TASK
Note each line of the listing that contains the string "with", and copy it.
---*---
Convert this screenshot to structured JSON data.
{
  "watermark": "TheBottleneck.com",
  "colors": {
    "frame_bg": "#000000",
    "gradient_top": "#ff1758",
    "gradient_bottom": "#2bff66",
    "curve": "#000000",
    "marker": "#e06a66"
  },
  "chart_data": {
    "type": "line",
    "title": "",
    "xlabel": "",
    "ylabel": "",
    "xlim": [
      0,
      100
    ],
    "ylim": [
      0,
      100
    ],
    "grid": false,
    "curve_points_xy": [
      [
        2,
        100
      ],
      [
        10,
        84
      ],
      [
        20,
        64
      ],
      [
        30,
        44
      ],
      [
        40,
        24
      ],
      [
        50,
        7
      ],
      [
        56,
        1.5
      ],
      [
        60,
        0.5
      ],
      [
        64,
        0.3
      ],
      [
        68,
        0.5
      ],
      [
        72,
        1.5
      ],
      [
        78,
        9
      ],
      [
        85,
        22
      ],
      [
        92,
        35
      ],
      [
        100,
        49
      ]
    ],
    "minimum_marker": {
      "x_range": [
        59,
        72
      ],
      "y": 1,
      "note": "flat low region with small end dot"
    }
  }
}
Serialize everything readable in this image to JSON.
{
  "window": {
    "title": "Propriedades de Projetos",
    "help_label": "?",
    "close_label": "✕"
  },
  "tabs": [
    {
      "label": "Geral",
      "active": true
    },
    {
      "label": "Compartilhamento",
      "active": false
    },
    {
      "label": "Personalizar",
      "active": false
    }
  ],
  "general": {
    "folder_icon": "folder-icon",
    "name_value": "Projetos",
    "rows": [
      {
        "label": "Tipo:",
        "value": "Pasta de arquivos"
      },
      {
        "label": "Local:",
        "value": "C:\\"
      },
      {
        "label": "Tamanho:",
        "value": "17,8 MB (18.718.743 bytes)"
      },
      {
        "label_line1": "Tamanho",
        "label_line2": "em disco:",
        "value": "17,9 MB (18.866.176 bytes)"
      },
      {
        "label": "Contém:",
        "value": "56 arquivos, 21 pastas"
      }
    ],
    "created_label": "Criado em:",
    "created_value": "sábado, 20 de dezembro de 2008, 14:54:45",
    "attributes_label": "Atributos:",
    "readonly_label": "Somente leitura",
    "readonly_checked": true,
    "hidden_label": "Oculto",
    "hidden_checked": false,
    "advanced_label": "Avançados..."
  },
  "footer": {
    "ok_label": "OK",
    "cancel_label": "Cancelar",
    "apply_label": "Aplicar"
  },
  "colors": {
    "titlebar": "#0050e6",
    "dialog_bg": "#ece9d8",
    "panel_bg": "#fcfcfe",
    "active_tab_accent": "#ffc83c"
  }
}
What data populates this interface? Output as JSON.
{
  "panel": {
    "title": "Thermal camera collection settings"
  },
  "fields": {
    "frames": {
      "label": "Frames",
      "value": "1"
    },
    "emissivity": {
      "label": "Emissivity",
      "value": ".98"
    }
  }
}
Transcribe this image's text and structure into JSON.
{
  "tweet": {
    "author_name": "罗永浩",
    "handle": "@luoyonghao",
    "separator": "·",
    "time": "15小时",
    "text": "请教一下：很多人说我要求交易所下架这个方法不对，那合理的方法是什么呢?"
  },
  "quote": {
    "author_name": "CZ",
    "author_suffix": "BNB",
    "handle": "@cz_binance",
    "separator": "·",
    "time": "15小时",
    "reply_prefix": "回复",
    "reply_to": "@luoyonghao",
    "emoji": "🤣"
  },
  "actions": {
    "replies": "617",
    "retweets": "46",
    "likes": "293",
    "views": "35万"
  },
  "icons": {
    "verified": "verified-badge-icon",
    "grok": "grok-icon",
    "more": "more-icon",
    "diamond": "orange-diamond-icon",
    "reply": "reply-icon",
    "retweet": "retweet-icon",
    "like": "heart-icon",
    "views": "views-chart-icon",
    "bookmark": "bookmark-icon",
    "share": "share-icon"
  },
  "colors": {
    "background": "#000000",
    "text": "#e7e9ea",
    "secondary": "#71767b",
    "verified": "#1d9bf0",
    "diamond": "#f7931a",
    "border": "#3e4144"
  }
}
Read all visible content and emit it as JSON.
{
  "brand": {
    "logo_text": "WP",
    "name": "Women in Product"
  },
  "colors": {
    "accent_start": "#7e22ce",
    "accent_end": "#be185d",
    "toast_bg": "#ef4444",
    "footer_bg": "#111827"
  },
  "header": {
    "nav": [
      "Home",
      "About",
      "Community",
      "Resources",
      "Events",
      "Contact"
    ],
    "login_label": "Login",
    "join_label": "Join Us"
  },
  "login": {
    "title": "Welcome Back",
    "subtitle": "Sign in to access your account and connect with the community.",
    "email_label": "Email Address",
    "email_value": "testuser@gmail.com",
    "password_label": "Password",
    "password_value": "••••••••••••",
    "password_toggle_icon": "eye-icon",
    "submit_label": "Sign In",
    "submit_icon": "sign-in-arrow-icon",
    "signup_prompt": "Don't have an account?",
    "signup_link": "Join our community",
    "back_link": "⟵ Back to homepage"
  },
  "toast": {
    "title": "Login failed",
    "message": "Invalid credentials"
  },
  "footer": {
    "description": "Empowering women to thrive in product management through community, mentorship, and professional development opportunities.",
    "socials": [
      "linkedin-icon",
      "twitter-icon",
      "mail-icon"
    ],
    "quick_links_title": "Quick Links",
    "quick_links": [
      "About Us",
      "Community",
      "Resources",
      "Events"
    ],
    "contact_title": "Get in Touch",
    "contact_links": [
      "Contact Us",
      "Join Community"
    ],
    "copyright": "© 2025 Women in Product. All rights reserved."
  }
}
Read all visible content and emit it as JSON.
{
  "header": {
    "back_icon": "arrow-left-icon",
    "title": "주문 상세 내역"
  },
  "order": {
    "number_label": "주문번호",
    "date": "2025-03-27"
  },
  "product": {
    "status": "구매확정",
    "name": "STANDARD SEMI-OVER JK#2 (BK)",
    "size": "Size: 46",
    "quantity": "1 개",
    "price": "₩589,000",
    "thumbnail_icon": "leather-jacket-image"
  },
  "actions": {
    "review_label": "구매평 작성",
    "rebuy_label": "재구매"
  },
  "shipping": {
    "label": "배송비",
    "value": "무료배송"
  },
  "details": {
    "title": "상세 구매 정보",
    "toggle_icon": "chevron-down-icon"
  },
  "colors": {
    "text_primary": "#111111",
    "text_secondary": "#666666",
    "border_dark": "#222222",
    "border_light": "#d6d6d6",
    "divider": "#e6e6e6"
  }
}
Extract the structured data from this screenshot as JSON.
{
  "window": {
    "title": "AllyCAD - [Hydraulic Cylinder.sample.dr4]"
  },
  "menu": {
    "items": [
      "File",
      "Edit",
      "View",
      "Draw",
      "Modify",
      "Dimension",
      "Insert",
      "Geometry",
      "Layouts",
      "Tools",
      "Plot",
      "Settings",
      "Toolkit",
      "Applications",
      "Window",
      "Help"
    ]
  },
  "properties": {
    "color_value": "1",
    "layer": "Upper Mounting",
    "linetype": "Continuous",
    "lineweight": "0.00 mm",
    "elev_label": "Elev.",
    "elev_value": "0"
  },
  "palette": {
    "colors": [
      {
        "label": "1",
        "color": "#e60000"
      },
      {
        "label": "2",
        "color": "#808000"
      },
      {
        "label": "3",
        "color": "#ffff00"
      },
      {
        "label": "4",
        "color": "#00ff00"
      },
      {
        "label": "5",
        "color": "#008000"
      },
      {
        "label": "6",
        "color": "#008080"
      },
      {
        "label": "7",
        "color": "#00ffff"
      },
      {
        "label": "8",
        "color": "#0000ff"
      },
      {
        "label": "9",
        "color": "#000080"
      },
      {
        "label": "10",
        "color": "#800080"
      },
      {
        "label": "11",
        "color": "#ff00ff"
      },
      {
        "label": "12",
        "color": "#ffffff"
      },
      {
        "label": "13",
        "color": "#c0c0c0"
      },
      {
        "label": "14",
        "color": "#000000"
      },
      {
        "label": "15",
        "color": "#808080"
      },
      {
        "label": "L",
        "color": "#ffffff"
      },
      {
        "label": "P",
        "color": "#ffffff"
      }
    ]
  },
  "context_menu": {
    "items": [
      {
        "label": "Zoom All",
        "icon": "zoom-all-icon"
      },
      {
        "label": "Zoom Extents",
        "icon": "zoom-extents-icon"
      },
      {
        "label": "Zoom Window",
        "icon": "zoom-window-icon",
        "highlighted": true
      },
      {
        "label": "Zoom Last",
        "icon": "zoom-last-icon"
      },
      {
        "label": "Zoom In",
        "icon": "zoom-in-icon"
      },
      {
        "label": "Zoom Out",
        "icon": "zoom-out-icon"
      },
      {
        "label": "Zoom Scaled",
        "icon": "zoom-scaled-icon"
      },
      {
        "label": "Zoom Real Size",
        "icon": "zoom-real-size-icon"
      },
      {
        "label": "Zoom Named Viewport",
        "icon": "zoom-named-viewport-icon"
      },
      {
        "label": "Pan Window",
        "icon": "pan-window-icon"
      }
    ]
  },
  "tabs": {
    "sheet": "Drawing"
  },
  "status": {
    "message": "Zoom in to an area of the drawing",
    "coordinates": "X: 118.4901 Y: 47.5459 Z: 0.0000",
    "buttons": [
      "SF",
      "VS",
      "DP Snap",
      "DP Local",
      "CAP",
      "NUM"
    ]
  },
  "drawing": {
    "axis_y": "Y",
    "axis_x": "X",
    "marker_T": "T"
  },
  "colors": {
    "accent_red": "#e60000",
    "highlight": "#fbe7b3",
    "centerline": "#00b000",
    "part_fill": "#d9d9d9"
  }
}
---*---
SOLUTION BELOW
      "note": "flat low region with small end dot"
    "subtitle": "Sign in to access your account and connect with the community.",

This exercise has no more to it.